# Request
Search the data for the word "nejsou" and copy every line where it occurs.

# Input for this task
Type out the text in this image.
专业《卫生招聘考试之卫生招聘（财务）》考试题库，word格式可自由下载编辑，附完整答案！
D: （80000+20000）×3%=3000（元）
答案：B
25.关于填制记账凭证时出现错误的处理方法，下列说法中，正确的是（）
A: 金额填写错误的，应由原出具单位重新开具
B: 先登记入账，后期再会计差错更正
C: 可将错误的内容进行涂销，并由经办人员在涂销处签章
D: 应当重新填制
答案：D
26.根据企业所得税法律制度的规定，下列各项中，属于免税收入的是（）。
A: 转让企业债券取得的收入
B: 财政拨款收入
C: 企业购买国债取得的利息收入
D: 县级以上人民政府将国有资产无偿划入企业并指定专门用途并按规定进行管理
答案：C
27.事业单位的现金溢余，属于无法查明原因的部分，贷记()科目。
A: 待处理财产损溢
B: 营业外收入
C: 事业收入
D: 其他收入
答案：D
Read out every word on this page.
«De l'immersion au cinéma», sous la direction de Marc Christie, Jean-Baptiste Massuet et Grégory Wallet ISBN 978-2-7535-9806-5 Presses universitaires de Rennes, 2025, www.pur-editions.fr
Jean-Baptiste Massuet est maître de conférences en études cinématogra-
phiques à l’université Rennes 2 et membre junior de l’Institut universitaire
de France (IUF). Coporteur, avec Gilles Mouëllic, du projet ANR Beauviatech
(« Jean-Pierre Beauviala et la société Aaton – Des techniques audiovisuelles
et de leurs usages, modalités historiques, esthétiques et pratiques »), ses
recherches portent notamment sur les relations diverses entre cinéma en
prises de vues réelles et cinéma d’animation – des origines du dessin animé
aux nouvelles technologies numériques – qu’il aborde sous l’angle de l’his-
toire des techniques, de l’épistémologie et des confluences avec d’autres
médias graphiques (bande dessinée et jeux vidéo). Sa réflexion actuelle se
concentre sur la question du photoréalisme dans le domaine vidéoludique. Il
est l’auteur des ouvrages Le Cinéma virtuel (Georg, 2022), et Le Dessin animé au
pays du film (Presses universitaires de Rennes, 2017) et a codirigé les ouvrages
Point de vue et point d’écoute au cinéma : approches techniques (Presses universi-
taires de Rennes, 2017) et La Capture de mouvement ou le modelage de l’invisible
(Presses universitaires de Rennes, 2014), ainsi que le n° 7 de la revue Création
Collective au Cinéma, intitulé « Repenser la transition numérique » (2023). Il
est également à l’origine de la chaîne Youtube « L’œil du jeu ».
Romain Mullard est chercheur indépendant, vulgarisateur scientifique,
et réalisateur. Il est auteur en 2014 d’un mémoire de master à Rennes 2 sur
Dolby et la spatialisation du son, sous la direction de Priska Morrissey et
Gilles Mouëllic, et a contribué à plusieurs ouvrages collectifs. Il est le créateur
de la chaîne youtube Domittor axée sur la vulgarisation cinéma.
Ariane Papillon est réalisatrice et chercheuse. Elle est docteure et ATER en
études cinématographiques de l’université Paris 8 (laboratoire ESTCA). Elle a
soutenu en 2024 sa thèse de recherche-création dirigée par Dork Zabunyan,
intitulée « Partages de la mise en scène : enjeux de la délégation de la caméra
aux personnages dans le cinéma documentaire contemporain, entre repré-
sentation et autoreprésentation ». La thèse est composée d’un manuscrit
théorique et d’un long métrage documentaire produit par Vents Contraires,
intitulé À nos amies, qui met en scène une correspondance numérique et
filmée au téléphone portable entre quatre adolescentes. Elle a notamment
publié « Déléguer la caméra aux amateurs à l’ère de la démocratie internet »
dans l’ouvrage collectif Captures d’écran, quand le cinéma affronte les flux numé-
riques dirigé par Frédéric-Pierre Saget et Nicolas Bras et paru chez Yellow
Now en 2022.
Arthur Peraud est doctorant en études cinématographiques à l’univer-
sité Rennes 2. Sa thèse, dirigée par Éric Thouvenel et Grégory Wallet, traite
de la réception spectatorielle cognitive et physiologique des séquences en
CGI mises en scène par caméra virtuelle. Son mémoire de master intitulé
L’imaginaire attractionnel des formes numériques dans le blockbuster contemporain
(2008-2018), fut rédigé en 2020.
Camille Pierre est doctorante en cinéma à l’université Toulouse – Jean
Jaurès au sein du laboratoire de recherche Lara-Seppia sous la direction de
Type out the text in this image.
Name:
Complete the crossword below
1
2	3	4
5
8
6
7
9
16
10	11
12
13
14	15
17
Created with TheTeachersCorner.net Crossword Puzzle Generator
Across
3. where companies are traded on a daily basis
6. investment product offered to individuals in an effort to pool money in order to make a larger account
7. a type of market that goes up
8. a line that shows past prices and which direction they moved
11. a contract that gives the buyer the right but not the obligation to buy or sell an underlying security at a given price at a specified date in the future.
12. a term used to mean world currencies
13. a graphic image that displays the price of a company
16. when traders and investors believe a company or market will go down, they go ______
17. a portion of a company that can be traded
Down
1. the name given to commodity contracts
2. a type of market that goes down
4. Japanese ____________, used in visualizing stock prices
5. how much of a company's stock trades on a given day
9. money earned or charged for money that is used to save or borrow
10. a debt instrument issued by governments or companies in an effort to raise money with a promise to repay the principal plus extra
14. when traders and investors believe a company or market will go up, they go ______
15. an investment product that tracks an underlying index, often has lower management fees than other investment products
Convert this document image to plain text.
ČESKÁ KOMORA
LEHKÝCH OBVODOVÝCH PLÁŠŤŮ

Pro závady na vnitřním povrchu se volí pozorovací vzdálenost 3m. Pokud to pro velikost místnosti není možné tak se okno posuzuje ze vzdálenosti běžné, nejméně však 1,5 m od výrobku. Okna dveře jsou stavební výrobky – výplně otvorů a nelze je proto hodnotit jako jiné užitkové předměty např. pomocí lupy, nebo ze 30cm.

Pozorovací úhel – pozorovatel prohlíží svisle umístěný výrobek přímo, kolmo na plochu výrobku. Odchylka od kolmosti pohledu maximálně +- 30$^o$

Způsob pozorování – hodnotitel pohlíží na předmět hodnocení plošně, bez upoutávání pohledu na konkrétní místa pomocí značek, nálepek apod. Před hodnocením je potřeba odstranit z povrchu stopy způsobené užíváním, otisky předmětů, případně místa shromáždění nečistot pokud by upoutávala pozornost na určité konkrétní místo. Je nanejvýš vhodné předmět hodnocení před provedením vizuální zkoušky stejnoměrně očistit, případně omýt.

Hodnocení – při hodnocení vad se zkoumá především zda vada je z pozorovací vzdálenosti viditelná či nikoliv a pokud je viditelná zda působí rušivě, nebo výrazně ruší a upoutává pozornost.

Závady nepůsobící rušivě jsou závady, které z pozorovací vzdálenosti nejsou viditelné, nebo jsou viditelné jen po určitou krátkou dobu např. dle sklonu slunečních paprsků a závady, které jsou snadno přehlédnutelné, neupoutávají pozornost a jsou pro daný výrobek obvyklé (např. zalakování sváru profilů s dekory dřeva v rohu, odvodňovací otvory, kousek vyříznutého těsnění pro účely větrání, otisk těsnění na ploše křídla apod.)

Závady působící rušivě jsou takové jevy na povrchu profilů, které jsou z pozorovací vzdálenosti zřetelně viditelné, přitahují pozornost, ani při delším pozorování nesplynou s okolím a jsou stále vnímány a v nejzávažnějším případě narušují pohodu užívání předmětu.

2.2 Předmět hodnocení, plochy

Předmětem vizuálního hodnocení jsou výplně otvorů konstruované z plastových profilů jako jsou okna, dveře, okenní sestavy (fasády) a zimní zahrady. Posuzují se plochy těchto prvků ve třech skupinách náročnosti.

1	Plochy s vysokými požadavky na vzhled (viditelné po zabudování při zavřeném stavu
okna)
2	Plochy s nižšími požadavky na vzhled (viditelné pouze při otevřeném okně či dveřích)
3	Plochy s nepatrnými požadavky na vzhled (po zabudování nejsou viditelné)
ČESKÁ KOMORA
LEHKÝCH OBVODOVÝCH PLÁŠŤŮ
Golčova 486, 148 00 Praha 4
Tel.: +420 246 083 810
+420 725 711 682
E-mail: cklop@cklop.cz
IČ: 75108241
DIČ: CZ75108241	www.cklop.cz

# Exercise response
Závady nepůsobící rušivě jsou závady, které z pozorovací vzdálenosti nejsou viditelné, nebo jsou viditelné jen po určitou krátkou dobu např. dle sklonu slunečních paprsků a závady, které jsou snadno přehlédnutelné, neupoutávají pozornost a jsou pro daný výrobek obvyklé (např. zalakování sváru profilů s dekory dřeva v rohu, odvodňovací otvory, kousek vyříznutého těsnění pro účely větrání, otisk těsnění na ploše křídla apod.)
3	Plochy s nepatrnými požadavky na vzhled (po zabudování nejsou viditelné)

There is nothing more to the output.